====== Provided material
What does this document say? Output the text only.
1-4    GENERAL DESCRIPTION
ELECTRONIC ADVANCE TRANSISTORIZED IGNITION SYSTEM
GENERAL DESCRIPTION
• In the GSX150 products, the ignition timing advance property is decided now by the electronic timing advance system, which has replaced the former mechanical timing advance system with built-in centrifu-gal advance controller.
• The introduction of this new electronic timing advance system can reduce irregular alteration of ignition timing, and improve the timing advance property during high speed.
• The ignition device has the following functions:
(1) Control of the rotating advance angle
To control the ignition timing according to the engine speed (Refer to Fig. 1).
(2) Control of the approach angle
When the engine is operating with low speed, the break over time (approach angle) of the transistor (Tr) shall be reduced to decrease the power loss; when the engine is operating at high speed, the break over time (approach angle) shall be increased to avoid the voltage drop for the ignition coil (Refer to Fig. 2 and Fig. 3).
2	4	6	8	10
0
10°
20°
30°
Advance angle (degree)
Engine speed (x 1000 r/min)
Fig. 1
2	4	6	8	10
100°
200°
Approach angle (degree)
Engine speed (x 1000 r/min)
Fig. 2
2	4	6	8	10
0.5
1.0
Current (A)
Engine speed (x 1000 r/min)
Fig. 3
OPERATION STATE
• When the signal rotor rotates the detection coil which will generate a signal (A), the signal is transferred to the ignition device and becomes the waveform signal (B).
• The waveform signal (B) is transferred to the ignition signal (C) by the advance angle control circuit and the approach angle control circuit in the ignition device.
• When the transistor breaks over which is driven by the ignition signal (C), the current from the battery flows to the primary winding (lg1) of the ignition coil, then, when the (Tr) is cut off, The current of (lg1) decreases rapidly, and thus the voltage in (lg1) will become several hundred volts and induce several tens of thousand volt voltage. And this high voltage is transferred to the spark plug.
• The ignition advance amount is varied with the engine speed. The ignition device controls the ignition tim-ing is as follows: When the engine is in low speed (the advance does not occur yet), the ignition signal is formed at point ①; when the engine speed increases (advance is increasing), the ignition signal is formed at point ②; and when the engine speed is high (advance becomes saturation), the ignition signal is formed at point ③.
============
## Stated problem
Establish how many lines of the records contain the string "GENERAL" and state that number without elaboration.

## The reply
2